DATASET RECORDS →
-- START --
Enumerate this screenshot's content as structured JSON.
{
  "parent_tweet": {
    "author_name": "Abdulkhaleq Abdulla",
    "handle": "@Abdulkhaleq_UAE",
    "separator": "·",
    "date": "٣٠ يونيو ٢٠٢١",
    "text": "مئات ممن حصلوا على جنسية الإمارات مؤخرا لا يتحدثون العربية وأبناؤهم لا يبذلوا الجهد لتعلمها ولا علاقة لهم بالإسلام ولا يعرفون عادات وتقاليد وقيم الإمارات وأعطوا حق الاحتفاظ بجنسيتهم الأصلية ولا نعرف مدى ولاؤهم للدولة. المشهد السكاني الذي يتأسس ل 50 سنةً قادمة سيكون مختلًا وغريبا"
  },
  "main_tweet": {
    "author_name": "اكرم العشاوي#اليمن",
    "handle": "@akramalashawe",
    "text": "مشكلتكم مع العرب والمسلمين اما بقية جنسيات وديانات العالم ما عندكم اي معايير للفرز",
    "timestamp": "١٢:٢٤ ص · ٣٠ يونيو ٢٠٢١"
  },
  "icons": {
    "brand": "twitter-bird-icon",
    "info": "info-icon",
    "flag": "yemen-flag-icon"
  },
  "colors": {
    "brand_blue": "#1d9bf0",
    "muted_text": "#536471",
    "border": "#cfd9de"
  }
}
-- END --
SET PROBLEM →
Write out all of the records once more, exactly.

ANSWER IN FULL →
Enumerate this screenshot's content as structured JSON.
{
  "parent_tweet": {
    "author_name": "Abdulkhaleq Abdulla",
    "handle": "@Abdulkhaleq_UAE",
    "separator": "·",
    "date": "٣٠ يونيو ٢٠٢١",
    "text": "مئات ممن حصلوا على جنسية الإمارات مؤخرا لا يتحدثون العربية وأبناؤهم لا يبذلوا الجهد لتعلمها ولا علاقة لهم بالإسلام ولا يعرفون عادات وتقاليد وقيم الإمارات وأعطوا حق الاحتفاظ بجنسيتهم الأصلية ولا نعرف مدى ولاؤهم للدولة. المشهد السكاني الذي يتأسس ل 50 سنةً قادمة سيكون مختلًا وغريبا"
  },
  "main_tweet": {
    "author_name": "اكرم العشاوي#اليمن",
    "handle": "@akramalashawe",
    "text": "مشكلتكم مع العرب والمسلمين اما بقية جنسيات وديانات العالم ما عندكم اي معايير للفرز",
    "timestamp": "١٢:٢٤ ص · ٣٠ يونيو ٢٠٢١"
  },
  "icons": {
    "brand": "twitter-bird-icon",
    "info": "info-icon",
    "flag": "yemen-flag-icon"
  },
  "colors": {
    "brand_blue": "#1d9bf0",
    "muted_text": "#536471",
    "border": "#cfd9de"
  }
}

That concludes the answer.